___ MATERIAL SHOWN

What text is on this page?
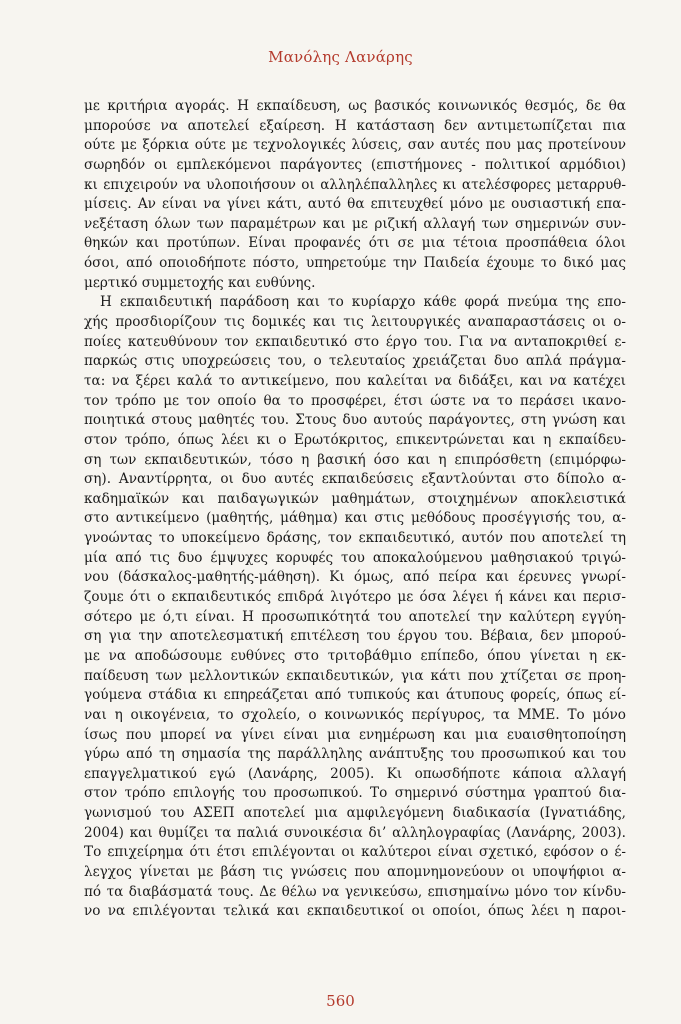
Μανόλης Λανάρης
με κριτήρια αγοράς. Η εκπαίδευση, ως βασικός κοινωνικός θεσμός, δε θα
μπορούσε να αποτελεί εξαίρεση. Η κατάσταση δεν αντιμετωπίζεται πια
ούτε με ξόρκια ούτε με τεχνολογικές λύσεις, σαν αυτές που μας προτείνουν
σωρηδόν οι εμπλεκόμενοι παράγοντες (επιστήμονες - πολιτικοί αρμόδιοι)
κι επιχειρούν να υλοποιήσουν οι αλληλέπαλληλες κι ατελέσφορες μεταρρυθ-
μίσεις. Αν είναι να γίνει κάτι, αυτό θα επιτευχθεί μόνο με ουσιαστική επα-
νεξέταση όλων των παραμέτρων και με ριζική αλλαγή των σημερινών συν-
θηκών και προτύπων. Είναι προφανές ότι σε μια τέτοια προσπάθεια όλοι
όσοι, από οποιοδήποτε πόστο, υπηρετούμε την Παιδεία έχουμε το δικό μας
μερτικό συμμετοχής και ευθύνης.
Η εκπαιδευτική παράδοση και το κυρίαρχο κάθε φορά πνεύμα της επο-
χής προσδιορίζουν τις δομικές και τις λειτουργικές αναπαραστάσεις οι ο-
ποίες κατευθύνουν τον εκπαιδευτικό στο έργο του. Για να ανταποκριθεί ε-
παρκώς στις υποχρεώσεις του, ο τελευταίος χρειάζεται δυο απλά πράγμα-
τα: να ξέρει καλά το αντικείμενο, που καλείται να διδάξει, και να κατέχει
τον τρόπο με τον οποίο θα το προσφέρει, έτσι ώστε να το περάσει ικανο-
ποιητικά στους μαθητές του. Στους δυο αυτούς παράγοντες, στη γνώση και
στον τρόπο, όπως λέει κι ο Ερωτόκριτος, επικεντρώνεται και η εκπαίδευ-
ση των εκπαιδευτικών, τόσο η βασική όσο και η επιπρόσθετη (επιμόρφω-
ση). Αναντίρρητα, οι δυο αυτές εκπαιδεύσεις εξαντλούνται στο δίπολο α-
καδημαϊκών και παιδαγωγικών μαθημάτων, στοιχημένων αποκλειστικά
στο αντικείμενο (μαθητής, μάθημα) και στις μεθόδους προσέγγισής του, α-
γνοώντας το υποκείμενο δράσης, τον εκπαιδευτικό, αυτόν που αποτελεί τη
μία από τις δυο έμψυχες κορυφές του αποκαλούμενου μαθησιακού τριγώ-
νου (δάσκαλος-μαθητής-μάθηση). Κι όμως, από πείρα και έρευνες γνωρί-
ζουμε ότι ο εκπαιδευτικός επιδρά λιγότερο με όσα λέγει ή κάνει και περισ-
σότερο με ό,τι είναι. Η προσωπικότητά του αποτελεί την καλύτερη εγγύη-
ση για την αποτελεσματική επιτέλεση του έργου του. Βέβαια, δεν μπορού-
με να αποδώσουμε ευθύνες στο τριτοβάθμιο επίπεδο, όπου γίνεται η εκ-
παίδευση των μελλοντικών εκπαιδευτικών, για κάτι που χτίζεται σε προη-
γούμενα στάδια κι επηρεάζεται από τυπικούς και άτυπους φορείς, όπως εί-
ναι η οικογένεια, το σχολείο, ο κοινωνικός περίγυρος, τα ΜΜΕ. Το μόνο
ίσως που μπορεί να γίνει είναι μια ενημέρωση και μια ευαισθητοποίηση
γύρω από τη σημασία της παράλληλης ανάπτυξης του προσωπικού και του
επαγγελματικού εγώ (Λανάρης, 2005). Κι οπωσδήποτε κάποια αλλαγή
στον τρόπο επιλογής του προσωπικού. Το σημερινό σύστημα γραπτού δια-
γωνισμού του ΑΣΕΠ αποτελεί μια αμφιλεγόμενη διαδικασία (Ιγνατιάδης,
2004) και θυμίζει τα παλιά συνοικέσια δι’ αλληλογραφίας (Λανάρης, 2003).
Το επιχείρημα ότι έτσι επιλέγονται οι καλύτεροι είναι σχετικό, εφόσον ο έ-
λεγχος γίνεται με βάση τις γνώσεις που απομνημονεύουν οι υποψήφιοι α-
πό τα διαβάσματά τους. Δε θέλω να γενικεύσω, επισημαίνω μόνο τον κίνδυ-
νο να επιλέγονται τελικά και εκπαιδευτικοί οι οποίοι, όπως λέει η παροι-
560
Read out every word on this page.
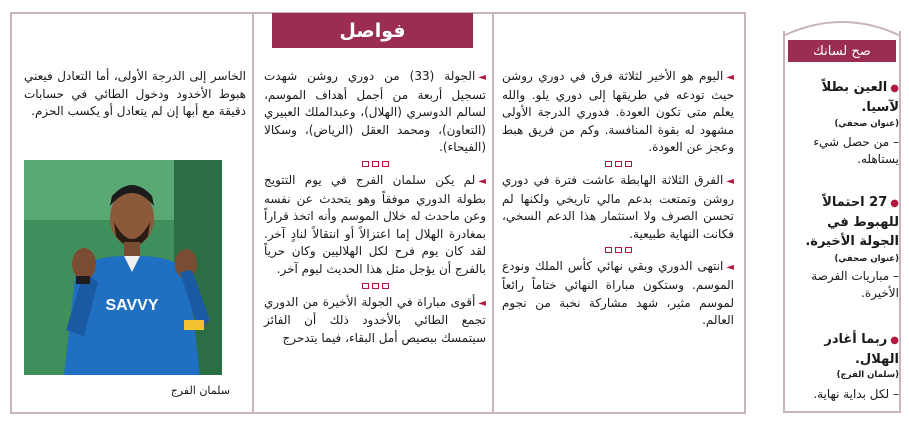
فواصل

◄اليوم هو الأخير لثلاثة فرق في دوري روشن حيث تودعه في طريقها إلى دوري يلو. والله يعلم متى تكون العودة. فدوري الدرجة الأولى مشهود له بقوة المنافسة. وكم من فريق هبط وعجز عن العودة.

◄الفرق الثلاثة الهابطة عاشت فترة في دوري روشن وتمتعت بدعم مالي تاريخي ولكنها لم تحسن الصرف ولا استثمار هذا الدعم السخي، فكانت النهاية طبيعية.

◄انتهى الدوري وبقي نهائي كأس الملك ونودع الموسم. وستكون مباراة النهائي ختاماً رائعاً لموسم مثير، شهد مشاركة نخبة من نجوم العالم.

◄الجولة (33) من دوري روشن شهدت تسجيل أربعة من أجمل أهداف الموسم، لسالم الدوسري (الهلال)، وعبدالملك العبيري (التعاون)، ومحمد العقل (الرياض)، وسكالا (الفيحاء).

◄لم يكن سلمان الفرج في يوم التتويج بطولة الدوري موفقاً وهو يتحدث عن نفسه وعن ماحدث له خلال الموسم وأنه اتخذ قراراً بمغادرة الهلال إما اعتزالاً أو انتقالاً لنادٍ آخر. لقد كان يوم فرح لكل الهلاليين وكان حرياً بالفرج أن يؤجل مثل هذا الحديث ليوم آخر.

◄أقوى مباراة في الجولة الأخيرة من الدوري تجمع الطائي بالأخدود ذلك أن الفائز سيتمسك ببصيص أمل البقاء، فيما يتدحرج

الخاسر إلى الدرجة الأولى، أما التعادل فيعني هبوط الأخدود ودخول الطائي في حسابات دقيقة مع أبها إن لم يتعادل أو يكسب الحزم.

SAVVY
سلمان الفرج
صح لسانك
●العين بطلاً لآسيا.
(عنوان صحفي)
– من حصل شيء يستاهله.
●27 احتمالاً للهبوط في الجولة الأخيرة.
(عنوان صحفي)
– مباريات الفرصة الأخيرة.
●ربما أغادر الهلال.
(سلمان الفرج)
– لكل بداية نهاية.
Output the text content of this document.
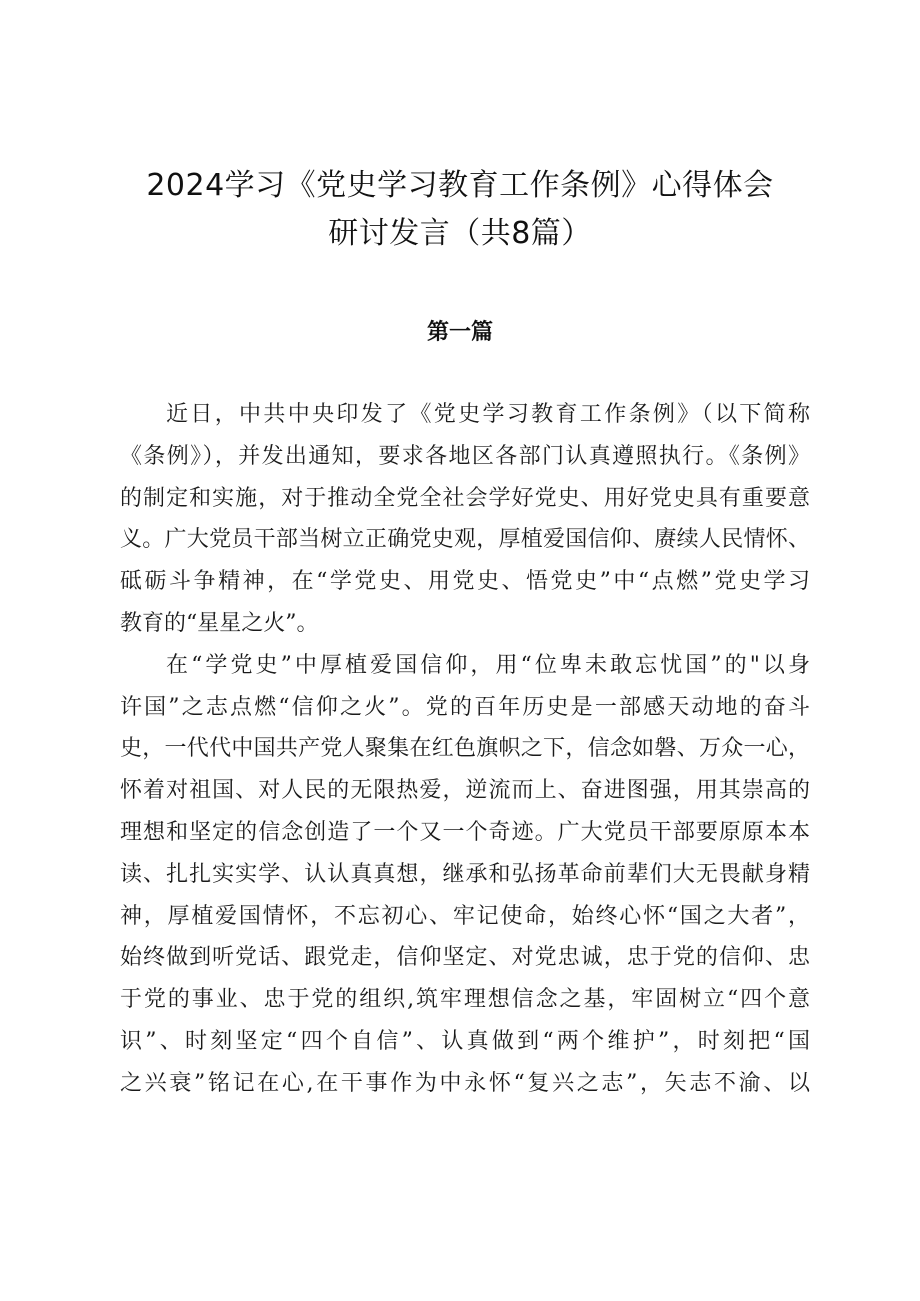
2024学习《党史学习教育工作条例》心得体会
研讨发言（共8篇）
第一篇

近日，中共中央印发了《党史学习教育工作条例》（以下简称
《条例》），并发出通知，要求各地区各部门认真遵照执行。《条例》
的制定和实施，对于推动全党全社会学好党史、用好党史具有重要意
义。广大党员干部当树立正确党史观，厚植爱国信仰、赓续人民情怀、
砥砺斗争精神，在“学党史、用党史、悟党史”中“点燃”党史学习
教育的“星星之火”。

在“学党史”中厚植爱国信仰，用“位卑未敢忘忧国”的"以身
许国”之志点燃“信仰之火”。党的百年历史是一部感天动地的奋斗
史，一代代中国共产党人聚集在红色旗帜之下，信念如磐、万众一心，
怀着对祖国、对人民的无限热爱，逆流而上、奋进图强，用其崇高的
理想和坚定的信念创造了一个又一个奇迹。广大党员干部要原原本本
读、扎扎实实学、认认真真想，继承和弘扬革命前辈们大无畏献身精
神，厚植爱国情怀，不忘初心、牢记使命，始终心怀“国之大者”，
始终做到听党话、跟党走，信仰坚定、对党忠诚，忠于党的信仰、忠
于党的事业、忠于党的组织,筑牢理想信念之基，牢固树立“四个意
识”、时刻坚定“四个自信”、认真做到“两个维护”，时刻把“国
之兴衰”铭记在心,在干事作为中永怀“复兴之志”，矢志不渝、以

______

### WRITTEN REQUEST:
Retype word for word the span of lines above that begins with the line containing "Output the text content of this document." and ends with the last line of the records; skip all pictures.

### SOLUTION:
Output the text content of this document.
2024学习《党史学习教育工作条例》心得体会
研讨发言（共8篇）
第一篇

近日，中共中央印发了《党史学习教育工作条例》（以下简称
《条例》），并发出通知，要求各地区各部门认真遵照执行。《条例》
的制定和实施，对于推动全党全社会学好党史、用好党史具有重要意
义。广大党员干部当树立正确党史观，厚植爱国信仰、赓续人民情怀、
砥砺斗争精神，在“学党史、用党史、悟党史”中“点燃”党史学习
教育的“星星之火”。

在“学党史”中厚植爱国信仰，用“位卑未敢忘忧国”的"以身
许国”之志点燃“信仰之火”。党的百年历史是一部感天动地的奋斗
史，一代代中国共产党人聚集在红色旗帜之下，信念如磐、万众一心，
怀着对祖国、对人民的无限热爱，逆流而上、奋进图强，用其崇高的
理想和坚定的信念创造了一个又一个奇迹。广大党员干部要原原本本
读、扎扎实实学、认认真真想，继承和弘扬革命前辈们大无畏献身精
神，厚植爱国情怀，不忘初心、牢记使命，始终心怀“国之大者”，
始终做到听党话、跟党走，信仰坚定、对党忠诚，忠于党的信仰、忠
于党的事业、忠于党的组织,筑牢理想信念之基，牢固树立“四个意
识”、时刻坚定“四个自信”、认真做到“两个维护”，时刻把“国
之兴衰”铭记在心,在干事作为中永怀“复兴之志”，矢志不渝、以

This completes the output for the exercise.